Goal »
Using the legal aid text below, decide whether each statement agrees with it. Answer yes or no and quote the deciding words.
1. Children facing criminal charges can get a grant of legal aid if they have been recommended for a diversion order.
2. Parents who are not priority clients are directed to Roundtable Dispute Management.
3. The eligibility limits for adults facing criminal charges apply as of 8 April 2013.

Text to read »
BEGIN

Legal Aid - is it a thing of the past?




 Legal aid – is it a thing of the past?

Based upon the calls coming through to my office daily, I believe that most people of modest means are unaware that access to legal aid is almost a thing of the past.

As of 8 April 2013, adults facing criminal charges will not be eligible for a grant of legal assistance unless they

  •          face a real risk of immediate imprisonment or
  • fit into a special circumstances category of recognised disadvantage.

The only publicly funded resource available to adults who cannot meet the above criteria is the duty lawyer at the court on the day of hearing.

Children facing criminal chargeswill not be entitled to a grant of legal aid unless they are likely to receive a supervisory or detention order, or have been recommended for a diversion order. In other cases, unless they or their parents can afford private legal representation, the only resource available will be the duty lawyer at court on the day of hearing.


Parents involved in disputes about their children will not be eligible for a grant to undertake negotiations or mediation unless they are “ priority clients”. There are eight (8) categories of priority clients but unless you belong to an identifiable minority or disadvantaged group you will be excluded from using Roundtable Dispute Management, Legal Aid's specific "brand" of early dispute resolution.  If you do qualify for services as a priority client, my experience tells me that you are unlikely to access the services until several months after your application has been accepted. People who are not “priority clients” will be encouraged to seek assistance from a Family Dispute Resolution Provider licenced by the Federal Attorney-General’s Department.

Legal aid for Intervention Order or Child Protection proceedings is limited to very restricted circumstances.

It appears that the service reductions described above are motivated by a desire to reduce state government expenditure and, where possible, shift the expense to the federal government.

In summary, many people who would have obtained legal aid in the past would not qualify under the current eligibility guidelines.

People who are concerned about this state of affairs might consider discussing your concerns with one or more of your political representatives.

END

Coordinate annotation records:
BEGIN

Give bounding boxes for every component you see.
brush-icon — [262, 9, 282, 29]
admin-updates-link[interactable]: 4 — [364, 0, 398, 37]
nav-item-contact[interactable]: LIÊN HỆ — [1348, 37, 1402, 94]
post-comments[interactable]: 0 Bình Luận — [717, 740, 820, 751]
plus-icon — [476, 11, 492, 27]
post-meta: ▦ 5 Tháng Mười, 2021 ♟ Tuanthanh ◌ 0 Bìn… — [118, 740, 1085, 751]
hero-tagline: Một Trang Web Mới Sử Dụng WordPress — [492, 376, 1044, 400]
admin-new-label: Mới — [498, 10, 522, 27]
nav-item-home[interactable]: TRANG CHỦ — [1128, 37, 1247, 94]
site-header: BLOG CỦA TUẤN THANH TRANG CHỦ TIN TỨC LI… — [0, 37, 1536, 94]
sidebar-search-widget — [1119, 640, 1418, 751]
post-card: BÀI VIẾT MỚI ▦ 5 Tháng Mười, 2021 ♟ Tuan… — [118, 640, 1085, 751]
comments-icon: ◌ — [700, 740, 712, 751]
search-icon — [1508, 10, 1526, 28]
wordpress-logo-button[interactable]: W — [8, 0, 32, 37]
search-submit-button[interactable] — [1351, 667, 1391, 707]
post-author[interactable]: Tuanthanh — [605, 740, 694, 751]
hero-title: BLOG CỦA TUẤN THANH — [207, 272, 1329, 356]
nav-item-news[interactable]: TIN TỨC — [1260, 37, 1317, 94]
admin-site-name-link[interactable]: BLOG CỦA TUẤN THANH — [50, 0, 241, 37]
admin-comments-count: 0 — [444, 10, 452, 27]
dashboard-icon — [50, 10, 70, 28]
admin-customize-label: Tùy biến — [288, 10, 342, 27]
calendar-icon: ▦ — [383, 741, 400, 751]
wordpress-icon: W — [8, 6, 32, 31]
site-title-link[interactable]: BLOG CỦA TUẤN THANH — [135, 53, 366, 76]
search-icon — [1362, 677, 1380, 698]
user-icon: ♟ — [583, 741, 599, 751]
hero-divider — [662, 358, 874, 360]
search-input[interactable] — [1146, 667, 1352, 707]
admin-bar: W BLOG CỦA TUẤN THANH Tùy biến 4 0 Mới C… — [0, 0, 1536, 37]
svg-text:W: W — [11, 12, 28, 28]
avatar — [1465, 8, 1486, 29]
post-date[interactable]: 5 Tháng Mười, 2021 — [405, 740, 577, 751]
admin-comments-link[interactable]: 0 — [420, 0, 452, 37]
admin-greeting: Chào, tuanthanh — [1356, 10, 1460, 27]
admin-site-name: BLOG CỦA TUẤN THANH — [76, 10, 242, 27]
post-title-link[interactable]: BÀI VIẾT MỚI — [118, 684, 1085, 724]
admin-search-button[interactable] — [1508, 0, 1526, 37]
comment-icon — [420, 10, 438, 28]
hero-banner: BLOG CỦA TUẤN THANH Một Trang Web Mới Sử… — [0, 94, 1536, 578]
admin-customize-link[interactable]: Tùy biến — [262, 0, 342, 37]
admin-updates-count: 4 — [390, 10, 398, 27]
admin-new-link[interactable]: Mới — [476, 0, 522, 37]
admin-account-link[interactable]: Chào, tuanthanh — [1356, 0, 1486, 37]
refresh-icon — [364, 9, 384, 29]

END

Solution to this exercise »
1. Yes: "or have been recommended for a diversion order"
2. No: "People who are not “priority clients” will be encouraged to seek assistance from a Family Dispute Resolution Provider licenced by the Federal Attorney-General’s Department."
3. Yes: "As of 8 April 2013, adults facing criminal charges will not be eligible for a grant of legal assistance"